[Exercise] Copy every line of the entries that includes the word "label".

[Entries]
Begin

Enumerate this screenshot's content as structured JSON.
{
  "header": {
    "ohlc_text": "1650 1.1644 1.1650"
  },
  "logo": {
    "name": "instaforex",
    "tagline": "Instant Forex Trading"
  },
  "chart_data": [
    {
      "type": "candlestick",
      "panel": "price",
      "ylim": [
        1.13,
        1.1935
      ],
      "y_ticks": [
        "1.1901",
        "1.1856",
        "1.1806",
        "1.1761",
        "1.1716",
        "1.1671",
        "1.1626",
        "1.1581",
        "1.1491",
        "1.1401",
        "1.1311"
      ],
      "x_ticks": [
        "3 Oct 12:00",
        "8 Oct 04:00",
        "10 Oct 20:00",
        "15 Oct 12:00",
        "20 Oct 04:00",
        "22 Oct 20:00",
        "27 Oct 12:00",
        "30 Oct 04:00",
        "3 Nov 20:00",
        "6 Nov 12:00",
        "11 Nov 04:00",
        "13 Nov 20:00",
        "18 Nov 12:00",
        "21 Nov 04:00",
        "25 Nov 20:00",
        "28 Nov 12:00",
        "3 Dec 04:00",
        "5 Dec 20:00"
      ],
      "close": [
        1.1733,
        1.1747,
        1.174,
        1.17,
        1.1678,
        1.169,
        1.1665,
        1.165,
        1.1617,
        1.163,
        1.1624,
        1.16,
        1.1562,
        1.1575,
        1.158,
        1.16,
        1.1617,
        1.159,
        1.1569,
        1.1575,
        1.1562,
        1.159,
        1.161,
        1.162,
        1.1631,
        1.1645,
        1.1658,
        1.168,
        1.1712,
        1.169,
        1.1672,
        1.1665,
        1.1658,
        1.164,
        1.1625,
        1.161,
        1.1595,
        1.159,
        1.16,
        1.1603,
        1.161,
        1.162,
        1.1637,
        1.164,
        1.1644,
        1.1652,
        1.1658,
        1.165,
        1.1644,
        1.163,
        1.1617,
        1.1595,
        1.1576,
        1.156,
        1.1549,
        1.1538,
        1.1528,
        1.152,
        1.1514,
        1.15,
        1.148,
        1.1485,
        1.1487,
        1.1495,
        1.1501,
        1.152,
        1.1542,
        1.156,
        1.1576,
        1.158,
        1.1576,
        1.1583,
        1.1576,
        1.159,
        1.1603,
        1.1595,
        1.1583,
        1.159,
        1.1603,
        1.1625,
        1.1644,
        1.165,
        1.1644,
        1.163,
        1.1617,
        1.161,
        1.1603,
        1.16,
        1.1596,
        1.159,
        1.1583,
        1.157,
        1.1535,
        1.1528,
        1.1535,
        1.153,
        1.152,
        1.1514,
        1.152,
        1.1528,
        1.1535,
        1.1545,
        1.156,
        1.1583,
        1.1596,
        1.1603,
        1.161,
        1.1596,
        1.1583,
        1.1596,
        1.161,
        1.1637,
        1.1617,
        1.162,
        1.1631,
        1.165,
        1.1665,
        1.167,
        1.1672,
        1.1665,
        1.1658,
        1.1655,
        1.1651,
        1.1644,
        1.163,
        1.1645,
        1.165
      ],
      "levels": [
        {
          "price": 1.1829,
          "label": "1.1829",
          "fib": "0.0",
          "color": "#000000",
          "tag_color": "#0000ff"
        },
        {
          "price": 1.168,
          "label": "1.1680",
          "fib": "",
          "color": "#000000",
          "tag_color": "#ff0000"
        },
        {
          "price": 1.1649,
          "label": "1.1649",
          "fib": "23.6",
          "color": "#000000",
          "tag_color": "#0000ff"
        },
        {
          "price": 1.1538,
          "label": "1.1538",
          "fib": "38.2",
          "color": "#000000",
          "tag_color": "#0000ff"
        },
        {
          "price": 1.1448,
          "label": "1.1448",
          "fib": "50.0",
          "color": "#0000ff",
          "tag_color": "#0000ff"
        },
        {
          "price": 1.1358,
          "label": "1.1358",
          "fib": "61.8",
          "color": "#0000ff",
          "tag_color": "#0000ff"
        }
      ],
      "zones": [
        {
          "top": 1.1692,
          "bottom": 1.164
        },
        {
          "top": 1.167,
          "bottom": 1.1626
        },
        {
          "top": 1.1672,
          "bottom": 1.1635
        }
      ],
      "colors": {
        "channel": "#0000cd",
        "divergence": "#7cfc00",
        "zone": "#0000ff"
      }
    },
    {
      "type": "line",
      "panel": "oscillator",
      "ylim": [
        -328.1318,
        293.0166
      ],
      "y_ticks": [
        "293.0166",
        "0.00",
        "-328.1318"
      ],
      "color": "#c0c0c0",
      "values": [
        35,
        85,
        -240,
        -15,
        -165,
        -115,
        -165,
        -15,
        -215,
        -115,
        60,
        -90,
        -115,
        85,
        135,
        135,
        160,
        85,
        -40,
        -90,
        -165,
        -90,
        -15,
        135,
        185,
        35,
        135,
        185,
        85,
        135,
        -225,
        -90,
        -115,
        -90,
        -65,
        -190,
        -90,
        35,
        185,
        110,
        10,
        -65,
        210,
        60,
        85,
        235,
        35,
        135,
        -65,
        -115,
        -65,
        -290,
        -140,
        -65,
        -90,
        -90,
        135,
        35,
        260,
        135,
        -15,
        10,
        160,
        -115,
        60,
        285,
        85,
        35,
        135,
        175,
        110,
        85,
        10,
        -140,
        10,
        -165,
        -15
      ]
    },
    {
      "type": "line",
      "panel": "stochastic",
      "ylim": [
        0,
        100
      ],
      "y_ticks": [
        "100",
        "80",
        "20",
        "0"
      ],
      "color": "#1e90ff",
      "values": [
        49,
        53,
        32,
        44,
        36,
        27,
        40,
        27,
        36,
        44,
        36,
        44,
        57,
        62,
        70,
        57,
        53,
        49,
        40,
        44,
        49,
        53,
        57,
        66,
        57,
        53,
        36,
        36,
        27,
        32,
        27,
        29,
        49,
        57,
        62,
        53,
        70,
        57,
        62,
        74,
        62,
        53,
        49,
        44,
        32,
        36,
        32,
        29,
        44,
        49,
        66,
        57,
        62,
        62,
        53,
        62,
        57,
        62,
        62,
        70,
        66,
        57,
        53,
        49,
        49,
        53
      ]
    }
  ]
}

End

[Result for this task]
          "label": "1.1829",
          "label": "1.1680",
          "label": "1.1649",
          "label": "1.1538",
          "label": "1.1448",
          "label": "1.1358",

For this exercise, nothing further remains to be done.